▶ _Aim_:
State how many lines of the listing below include the word "text". Give only the number.

▶ _Supplied data_:
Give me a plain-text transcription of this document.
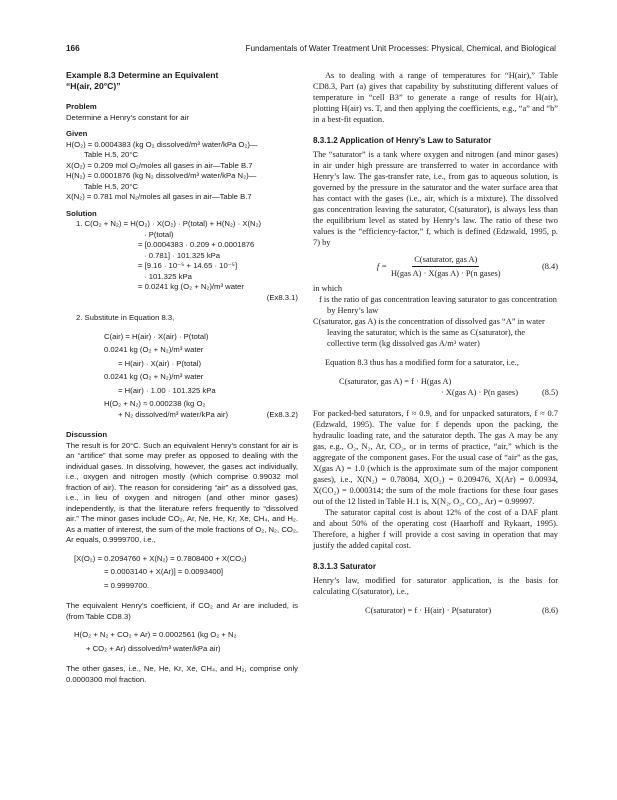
166	Fundamentals of Water Treatment Unit Processes: Physical, Chemical, and Biological

Example 8.3 Determine an Equivalent

“H(air, 20°C)”

Problem

Determine a Henry’s constant for air

Given

H(O₂) = 0.0004383 (kg O₂ dissolved/m³ water/kPa O₂)—

Table H.5, 20°C

X(O₂) = 0.209 mol O₂/moles all gases in air—Table B.7

H(N₂) = 0.0001876 (kg N₂ dissolved/m³ water/kPa N₂)—

Table H.5, 20°C

X(N₂) = 0.781 mol N₂/moles all gases in air—Table B.7

Solution

1. C(O₂ + N₂) = H(O₂) · X(O₂) · P(total) + H(N₂) · X(N₂)

· P(total)

= [0.0004383 · 0.209 + 0.0001876

· 0.781] · 101.325 kPa

= [9.16 · 10⁻⁵ + 14.65 · 10⁻⁵]

· 101.325 kPa

= 0.0241 kg (O₂ + N₂)/m³ water

(Ex8.3.1)

2. Substitute in Equation 8.3,

C(air) = H(air) · X(air) · P(total)

0.0241 kg (O₂ + N₂)/m³ water

= H(air) · X(air) · P(total)

0.0241 kg (O₂ + N₂)/m³ water

= H(air) · 1.00 · 101.325 kPa

H(O₂ + N₂) ≈ 0.000238 (kg O₂

+ N₂ dissolved/m³ water/kPa air)	(Ex8.3.2)

Discussion

The result is for 20°C. Such an equivalent Henry’s constant for air is an “artifice” that some may prefer as opposed to dealing with the individual gases. In dissolving, however, the gases act individually, i.e., oxygen and nitrogen mostly (which comprise 0.99032 mol fraction of air). The reason for considering “air” as a dissolved gas, i.e., in lieu of oxygen and nitrogen (and other minor gases) independently, is that the literature refers frequently to “dissolved air.” The minor gases include CO₂, Ar, Ne, He, Kr, Xe, CH₄, and H₂. As a matter of interest, the sum of the mole fractions of O₂, N₂, CO₂, Ar equals, 0.9999700, i.e.,

[X(O₂) = 0.2094760 + X(N₂) = 0.7808400 + X(CO₂)

= 0.0003140 + X(Ar)] = 0.0093400]

= 0.9999700.

The equivalent Henry’s coefficient, if CO₂ and Ar are included, is (from Table CD8.3)

H(O₂ + N₂ + CO₂ + Ar) = 0.0002561 (kg O₂ + N₂

+ CO₂ + Ar) dissolved/m³ water/kPa air)

The other gases, i.e., Ne, He, Kr, Xe, CH₄, and H₂, comprise only 0.0000300 mol fraction.

As to dealing with a range of temperatures for “H(air),” Table CD8.3, Part (a) gives that capability by substituting different values of temperature in “cell B3” to generate a range of results for H(air), plotting H(air) vs. T, and then applying the coefficients, e.g., “a” and “b” in a best-fit equation.

8.3.1.2 Application of Henry’s Law to Saturator

The “saturator” is a tank where oxygen and nitrogen (and minor gases) in air under high pressure are transferred to water in accordance with Henry’s law. The gas-transfer rate, i.e., from gas to aqueous solution, is governed by the pressure in the saturator and the water surface area that has contact with the gases (i.e., air, which is a mixture). The dissolved gas concentration leaving the saturator, C(saturator), is always less than the equilibrium level as stated by Henry’s law. The ratio of these two values is the “efficiency-factor,” f, which is defined (Edzwald, 1995, p. 7) by

$f = \frac{\text{C(saturator, gas A)}}{\text{H(gas A) · X(gas A) · P(n gases)}}$	(8.4)

in which

f is the ratio of gas concentration leaving saturator to gas concentration by Henry’s law

C(saturator, gas A) is the concentration of dissolved gas “A” in water leaving the saturator, which is the same as C(saturator), the collective term (kg dissolved gas A/m³ water)

Equation 8.3 thus has a modified form for a saturator, i.e.,

C(saturator, gas A) = f · H(gas A)

· X(gas A) · P(n gases)	(8.5)

For packed-bed saturators, f ≈ 0.9, and for unpacked saturators, f ≈ 0.7 (Edzwald, 1995). The value for f depends upon the packing, the hydraulic loading rate, and the saturator depth. The gas A may be any gas, e.g., O₂, N₂, Ar, CO₂, or in terms of practice, “air,” which is the aggregate of the component gases. For the usual case of “air” as the gas, X(gas A) = 1.0 (which is the approximate sum of the major component gases), i.e., X(N₂) = 0.78084, X(O₂) = 0.209476, X(Ar) = 0.00934, X(CO₂) = 0.000314; the sum of the mole fractions for these four gases out of the 12 listed in Table H.1 is, X(N₂, O₂, CO₂, Ar) = 0.99997.

The saturator capital cost is about 12% of the cost of a DAF plant and about 50% of the operating cost (Haarhoff and Rykaart, 1995). Therefore, a higher f will provide a cost saving in operation that may justify the added capital cost.

8.3.1.3 Saturator

Henry’s law, modified for saturator application, is the basis for calculating C(saturator), i.e.,

C(saturator) = f · H(air) · P(saturator)	(8.6)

▶ _Response for this exercise_:
2